WORK TO DO: Quote each line of the material verbatim, without the pictures.

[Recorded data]
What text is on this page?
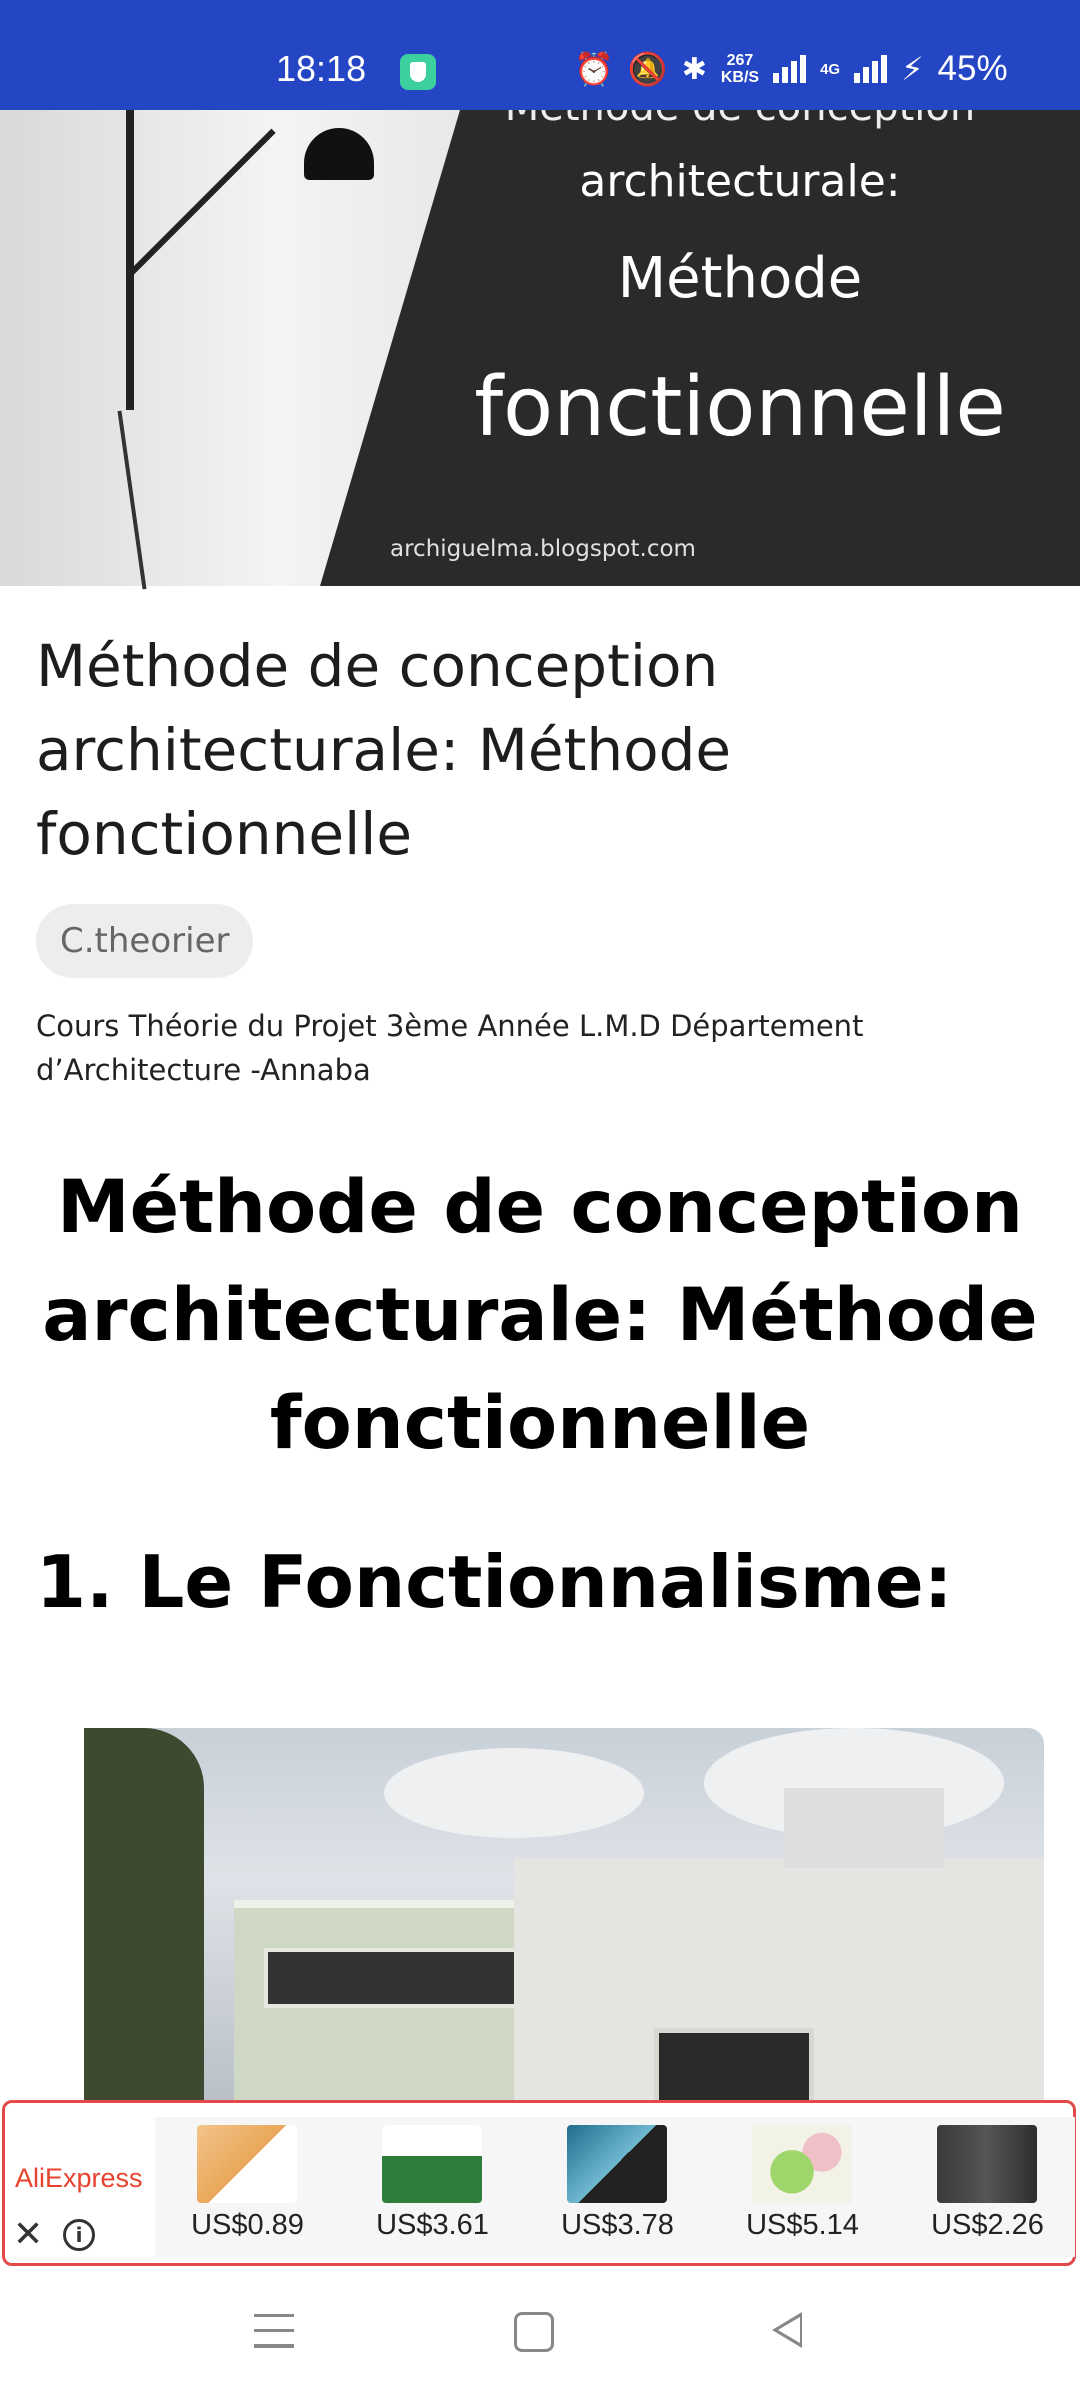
18:18	⏰ 🔕 ✱	267
KB/S	4G ⚡ 45%
architecturale:
Méthode
fonctionnelle
archiguelma.blogspot.com
Méthode de conception architecturale: Méthode fonctionnelle
C.theorier
Cours Théorie du Projet 3ème Année L.M.D Département d’Architecture -Annaba
Méthode de conception architecturale: Méthode fonctionnelle
1. Le Fonctionnalisme:
AliExpress
✕	i	US$0.89	US$3.61	US$3.78	US$5.14	US$2.26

OUTPUT BELOW:
What text is on this page?
18:18	⏰ 🔕 ✱	267
KB/S	4G ⚡ 45%
architecturale:
Méthode
fonctionnelle
archiguelma.blogspot.com
Méthode de conception architecturale: Méthode fonctionnelle
C.theorier
Cours Théorie du Projet 3ème Année L.M.D Département d’Architecture -Annaba
Méthode de conception architecturale: Méthode fonctionnelle
1. Le Fonctionnalisme:
AliExpress
✕	i	US$0.89	US$3.61	US$3.78	US$5.14	US$2.26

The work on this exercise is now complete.